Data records
- - - - -

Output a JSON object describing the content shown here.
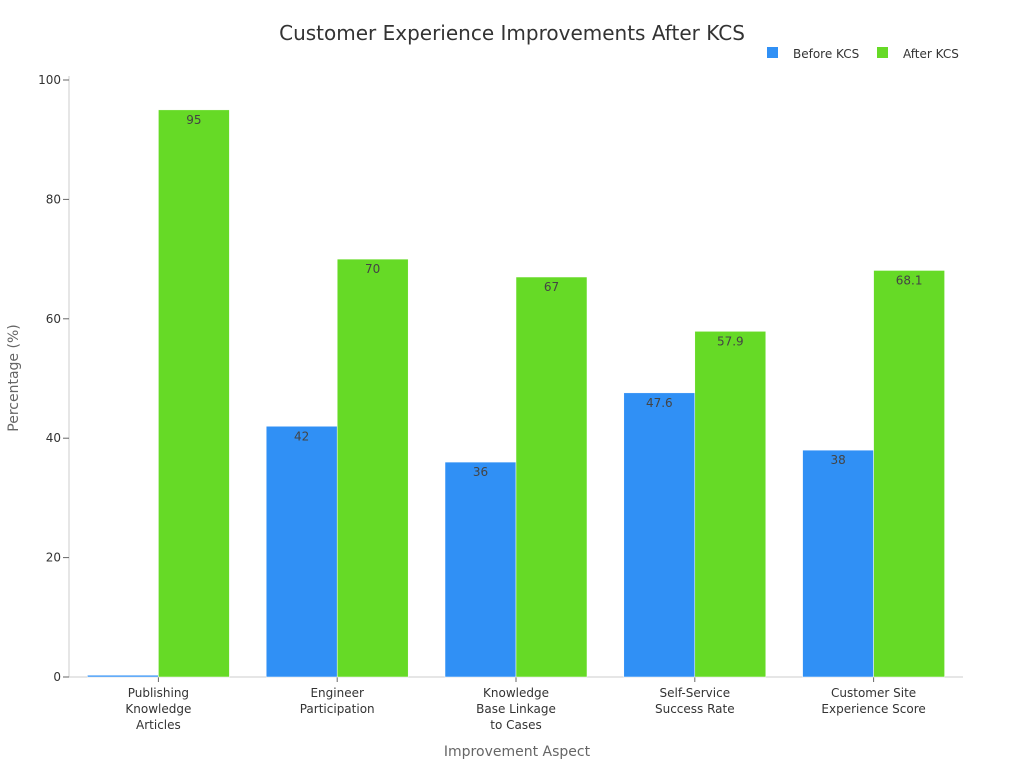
{
  "chart_data": {
    "type": "bar",
    "title": "Customer Experience Improvements After KCS",
    "xlabel": "Improvement Aspect",
    "ylabel": "Percentage (%)",
    "ylim": [
      0,
      100
    ],
    "yticks": [
      0,
      20,
      40,
      60,
      80,
      100
    ],
    "categories": [
      [
        "Publishing",
        "Knowledge",
        "Articles"
      ],
      [
        "Engineer",
        "Participation"
      ],
      [
        "Knowledge",
        "Base Linkage",
        "to Cases"
      ],
      [
        "Self-Service",
        "Success Rate"
      ],
      [
        "Customer Site",
        "Experience Score"
      ]
    ],
    "series": [
      {
        "name": "Before KCS",
        "color": "#3090f5",
        "values": [
          0.3,
          42,
          36,
          47.6,
          38
        ],
        "labels": [
          "",
          "42",
          "36",
          "47.6",
          "38"
        ]
      },
      {
        "name": "After KCS",
        "color": "#66da26",
        "values": [
          95,
          70,
          67,
          57.9,
          68.1
        ],
        "labels": [
          "95",
          "70",
          "67",
          "57.9",
          "68.1"
        ]
      }
    ],
    "grid": false,
    "legend_position": "top-right"
  }
}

- - - - -

DIRECTIVE:
Output a faithful copy of the data, with each picture left out.

THE OUTPUT:
Output a JSON object describing the content shown here.
{
  "chart_data": {
    "type": "bar",
    "title": "Customer Experience Improvements After KCS",
    "xlabel": "Improvement Aspect",
    "ylabel": "Percentage (%)",
    "ylim": [
      0,
      100
    ],
    "yticks": [
      0,
      20,
      40,
      60,
      80,
      100
    ],
    "categories": [
      [
        "Publishing",
        "Knowledge",
        "Articles"
      ],
      [
        "Engineer",
        "Participation"
      ],
      [
        "Knowledge",
        "Base Linkage",
        "to Cases"
      ],
      [
        "Self-Service",
        "Success Rate"
      ],
      [
        "Customer Site",
        "Experience Score"
      ]
    ],
    "series": [
      {
        "name": "Before KCS",
        "color": "#3090f5",
        "values": [
          0.3,
          42,
          36,
          47.6,
          38
        ],
        "labels": [
          "",
          "42",
          "36",
          "47.6",
          "38"
        ]
      },
      {
        "name": "After KCS",
        "color": "#66da26",
        "values": [
          95,
          70,
          67,
          57.9,
          68.1
        ],
        "labels": [
          "95",
          "70",
          "67",
          "57.9",
          "68.1"
        ]
      }
    ],
    "grid": false,
    "legend_position": "top-right"
  }
}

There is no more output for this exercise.